* Begin DATASET EXTRACT *
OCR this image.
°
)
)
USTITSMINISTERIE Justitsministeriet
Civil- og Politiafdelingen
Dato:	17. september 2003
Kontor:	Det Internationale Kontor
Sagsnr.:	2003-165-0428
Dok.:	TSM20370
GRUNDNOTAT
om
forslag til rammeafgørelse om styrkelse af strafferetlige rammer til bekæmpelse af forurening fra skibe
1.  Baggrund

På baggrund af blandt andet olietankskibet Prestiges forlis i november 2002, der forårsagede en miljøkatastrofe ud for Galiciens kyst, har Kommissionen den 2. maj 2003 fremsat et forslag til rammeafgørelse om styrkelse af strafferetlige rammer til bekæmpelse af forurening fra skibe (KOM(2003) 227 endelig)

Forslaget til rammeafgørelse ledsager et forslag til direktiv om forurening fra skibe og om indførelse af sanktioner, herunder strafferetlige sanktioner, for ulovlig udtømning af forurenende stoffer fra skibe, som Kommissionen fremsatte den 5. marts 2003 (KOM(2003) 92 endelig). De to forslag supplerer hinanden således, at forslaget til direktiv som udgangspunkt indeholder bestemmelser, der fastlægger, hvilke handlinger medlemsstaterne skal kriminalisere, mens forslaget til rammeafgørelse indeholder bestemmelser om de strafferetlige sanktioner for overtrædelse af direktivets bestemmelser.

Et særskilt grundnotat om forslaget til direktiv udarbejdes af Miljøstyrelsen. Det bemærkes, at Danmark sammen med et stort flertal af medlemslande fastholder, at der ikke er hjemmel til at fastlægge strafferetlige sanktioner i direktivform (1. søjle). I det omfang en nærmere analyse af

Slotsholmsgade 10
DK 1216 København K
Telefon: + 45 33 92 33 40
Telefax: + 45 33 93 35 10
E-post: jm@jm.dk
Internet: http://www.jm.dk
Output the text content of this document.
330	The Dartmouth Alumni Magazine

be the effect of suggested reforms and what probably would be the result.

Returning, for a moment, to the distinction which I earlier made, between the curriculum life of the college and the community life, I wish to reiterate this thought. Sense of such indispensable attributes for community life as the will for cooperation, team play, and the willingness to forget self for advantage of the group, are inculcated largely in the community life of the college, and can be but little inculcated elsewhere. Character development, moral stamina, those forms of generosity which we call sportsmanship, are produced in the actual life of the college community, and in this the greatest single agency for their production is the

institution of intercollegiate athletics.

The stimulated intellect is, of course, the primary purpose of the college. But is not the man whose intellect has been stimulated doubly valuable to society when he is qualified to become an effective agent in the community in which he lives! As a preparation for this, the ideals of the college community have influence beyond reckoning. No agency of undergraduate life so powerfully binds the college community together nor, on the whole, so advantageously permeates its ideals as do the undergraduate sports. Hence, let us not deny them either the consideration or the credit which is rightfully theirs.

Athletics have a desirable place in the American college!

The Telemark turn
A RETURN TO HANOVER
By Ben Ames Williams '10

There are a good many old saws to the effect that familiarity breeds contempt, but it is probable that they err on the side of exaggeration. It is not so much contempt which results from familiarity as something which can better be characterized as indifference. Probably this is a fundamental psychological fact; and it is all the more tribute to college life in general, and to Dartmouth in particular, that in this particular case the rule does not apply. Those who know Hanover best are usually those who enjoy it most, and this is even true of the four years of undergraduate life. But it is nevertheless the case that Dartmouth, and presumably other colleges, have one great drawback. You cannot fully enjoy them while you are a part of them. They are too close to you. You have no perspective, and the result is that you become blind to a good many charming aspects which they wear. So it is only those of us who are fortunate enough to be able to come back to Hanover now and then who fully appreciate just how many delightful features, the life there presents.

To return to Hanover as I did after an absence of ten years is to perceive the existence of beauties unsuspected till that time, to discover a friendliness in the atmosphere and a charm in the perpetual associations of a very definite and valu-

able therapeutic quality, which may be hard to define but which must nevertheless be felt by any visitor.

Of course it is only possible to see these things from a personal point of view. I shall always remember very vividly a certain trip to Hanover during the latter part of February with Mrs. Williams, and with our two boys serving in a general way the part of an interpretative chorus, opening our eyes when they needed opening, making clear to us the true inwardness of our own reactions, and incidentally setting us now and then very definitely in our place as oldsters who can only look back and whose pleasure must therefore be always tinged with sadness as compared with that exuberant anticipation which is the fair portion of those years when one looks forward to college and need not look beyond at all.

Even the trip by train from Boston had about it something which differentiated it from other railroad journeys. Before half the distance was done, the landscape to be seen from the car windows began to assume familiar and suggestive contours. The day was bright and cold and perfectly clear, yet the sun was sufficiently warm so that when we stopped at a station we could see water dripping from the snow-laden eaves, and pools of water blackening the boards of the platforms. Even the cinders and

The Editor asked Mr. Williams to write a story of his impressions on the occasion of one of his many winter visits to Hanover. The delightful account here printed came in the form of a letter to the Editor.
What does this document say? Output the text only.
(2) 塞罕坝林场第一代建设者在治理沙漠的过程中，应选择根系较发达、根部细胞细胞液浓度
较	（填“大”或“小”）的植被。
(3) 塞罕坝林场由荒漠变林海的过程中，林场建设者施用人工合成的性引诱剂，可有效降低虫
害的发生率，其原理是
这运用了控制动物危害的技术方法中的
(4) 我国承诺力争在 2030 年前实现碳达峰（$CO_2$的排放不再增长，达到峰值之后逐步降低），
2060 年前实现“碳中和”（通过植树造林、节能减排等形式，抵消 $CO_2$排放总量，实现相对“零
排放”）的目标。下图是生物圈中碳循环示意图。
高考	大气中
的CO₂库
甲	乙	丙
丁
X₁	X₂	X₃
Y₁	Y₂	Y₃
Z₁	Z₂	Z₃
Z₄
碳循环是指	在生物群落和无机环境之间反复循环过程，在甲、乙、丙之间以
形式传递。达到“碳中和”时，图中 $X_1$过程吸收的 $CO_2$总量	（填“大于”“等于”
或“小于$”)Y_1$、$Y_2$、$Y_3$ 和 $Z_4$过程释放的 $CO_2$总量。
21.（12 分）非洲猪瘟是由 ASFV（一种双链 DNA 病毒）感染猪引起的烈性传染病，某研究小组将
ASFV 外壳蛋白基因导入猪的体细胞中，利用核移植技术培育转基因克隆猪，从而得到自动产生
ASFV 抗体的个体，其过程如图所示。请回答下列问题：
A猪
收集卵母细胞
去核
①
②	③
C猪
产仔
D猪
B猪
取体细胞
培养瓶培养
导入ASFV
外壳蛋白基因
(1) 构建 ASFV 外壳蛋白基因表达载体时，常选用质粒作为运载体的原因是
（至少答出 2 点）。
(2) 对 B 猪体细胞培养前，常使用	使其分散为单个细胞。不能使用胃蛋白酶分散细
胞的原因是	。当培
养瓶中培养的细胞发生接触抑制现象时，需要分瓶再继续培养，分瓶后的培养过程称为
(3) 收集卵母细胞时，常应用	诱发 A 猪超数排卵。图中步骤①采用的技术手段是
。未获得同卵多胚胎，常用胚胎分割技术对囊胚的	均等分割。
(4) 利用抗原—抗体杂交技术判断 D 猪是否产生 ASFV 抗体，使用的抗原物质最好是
* End DATASET EXTRACT *
→ **TASK STATEMENT**
Among the entries above, how many lines hold the string "document"? Respond with nothing but the number.

→ **REPLY**
2